▸ 短い課題:
映画を見た感想の文章を、最後の一文のあとから書き進めてください。

見終わったらスタンディングオベーション。

一体どんな映画やねん。

小耳には挟んでいたが、絶対に見に行こうと言うほどのモチベーションはなかった。しかし、役者仲間に大推薦され、しかもまだ当時(2週間ほど前)は公開劇場も少なかったにも関わらず、近くの映画館でやっていると知り、行ってみることにした。
レディースデーでもなかったので、1800円払って。

劇場は平日の夕方なのに満席だった。
めちゃ面白いと聞いていたが、最初の30分くらいは陳腐なゾンビ映画だった。”ちょっと気持ち悪い”くらいで何か大きな仕掛けや驚きがあるでもなく、ストーリーもさして趣向を凝らしたものではなく、笑える場面もない。しかも、それで1回幕切れ。「え?もう終わったの?1時間くらい経ったっけ?」と、時計を確認しそうになったくらい。

だが、この映画の本番はこれからであった。。。

誰しもが感想で書いてあると思うが、後半についてはネタバレになるので書けないことが多い。私の出来る表現で言うと、

前半のゾンビ映画の問題を、後半で答え合わせしていく。

と言ったところか。

その答え合わせの中に、笑いと涙と感動が詰まっている。
誰もが前半に問題があったなんて思ってないから、意表を突かれ、その世界に引き込まれ、共感していく。
特に映像や舞台を作っている人たちにとっては、普段世間には見せない(見せてはいけない)側面を思いっきりぶちまけちゃってるから、「あるある~!」と清々しさを得ることが出来る。それは「作品を作る」という世界だけではなく、企業でもお店でも、同じような場面が必ずある。だから皆が最後に、「よく頑張った!」「おつかれ!」の気持ちをこめて拍手をするのではないだろうか。

▸ 表示された行:
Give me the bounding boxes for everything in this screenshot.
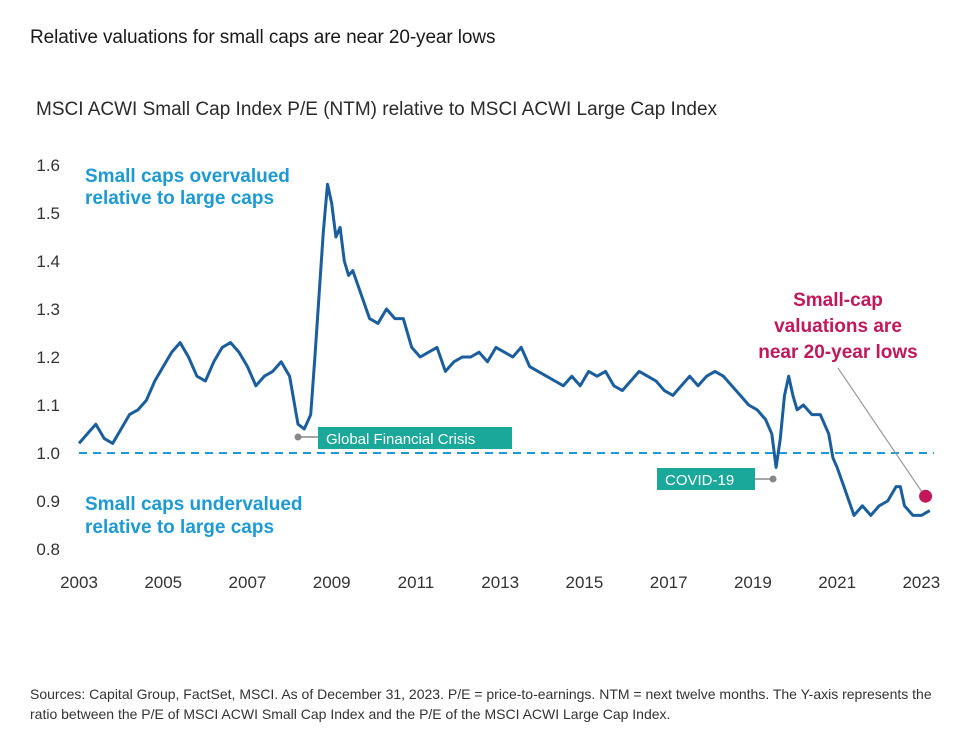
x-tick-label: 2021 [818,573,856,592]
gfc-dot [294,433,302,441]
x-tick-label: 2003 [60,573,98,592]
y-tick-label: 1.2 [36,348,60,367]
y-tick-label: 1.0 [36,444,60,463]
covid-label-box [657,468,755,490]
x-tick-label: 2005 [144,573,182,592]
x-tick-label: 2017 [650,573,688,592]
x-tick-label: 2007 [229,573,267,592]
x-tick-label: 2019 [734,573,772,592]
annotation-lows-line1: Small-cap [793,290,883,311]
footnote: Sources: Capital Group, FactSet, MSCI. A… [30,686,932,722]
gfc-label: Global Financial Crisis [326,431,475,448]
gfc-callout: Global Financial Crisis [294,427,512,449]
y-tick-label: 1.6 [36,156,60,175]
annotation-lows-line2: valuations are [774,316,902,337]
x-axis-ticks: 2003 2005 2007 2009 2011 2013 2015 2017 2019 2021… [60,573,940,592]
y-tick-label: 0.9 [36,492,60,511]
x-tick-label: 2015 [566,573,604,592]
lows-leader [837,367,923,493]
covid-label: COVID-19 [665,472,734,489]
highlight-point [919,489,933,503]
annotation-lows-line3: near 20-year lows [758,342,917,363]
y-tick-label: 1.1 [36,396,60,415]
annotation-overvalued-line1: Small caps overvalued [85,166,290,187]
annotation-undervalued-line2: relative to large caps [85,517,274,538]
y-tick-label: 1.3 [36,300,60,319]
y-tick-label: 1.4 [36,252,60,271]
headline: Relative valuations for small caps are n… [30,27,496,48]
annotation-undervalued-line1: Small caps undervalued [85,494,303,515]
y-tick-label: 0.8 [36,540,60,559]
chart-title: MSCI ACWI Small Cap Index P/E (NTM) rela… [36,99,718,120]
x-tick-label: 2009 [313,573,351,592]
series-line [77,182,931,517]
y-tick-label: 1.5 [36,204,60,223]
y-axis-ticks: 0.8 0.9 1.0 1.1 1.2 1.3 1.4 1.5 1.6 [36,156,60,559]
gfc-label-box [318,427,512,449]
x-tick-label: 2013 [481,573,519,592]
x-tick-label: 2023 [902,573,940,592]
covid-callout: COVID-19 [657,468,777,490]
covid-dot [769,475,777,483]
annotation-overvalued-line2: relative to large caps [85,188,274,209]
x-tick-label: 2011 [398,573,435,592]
--
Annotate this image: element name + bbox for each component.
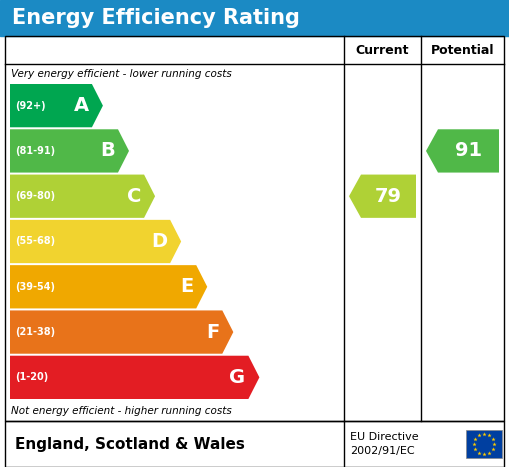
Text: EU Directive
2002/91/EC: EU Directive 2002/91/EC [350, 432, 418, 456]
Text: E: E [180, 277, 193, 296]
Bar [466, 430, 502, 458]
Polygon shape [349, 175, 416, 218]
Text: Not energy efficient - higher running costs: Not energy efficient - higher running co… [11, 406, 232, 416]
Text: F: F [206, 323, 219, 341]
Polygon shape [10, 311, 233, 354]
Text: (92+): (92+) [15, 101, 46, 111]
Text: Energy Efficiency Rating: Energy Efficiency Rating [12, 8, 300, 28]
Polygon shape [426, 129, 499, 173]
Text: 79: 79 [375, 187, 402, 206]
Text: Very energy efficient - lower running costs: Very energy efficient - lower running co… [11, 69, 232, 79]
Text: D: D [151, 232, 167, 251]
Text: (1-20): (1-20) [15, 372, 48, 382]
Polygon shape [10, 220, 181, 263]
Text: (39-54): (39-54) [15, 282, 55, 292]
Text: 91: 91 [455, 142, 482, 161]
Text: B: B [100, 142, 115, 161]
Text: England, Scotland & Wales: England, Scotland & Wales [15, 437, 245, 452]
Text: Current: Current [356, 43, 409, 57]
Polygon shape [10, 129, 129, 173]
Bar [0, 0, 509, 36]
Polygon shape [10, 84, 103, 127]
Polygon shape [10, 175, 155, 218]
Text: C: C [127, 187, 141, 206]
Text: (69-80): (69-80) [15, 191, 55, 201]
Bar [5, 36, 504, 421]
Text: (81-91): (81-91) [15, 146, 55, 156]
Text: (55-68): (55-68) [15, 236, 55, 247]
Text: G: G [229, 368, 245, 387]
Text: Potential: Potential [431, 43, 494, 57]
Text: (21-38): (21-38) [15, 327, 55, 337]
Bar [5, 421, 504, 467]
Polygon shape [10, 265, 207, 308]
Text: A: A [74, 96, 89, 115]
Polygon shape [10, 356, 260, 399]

▸ 結果は以下:
失敗したっていいじゃない。
誰かが誰かをフォローして、
その失敗が大成功になったりする。

もうダメだとヤケクソになった人がいたと思ったら、
一方で最後まで諦めのつかないアホがいて、
その相反するエネルギーが想定外の奇跡を生んだりする。

当事者たちが必死で、あるいは何も考えず自己中に、
やり切った先に、見えてくる世界がある。

もっと頑張ろうと思えたり
このままでいいやと思えたり
この作品は観る人の気持ちに添う映画なのだろう。
ゾンビ映画なのに。
制作費300万なのに。
無名の俳優しか出てないのに。

本当にいいものを作っていれば、
鼻の利く人たちは集まってくる。


と、私の尊敬する小林賢太郎さんの言葉通り。

あと、どうでもいい話だけど、
役者の名前をもじって、映画の役名にしているところが好き。私も舞台の脚本を書く時、出演する役者が決まっていたら、そうやって名前を付けることが多いから。

是非、劇場へ!!
その足を、止めるな!!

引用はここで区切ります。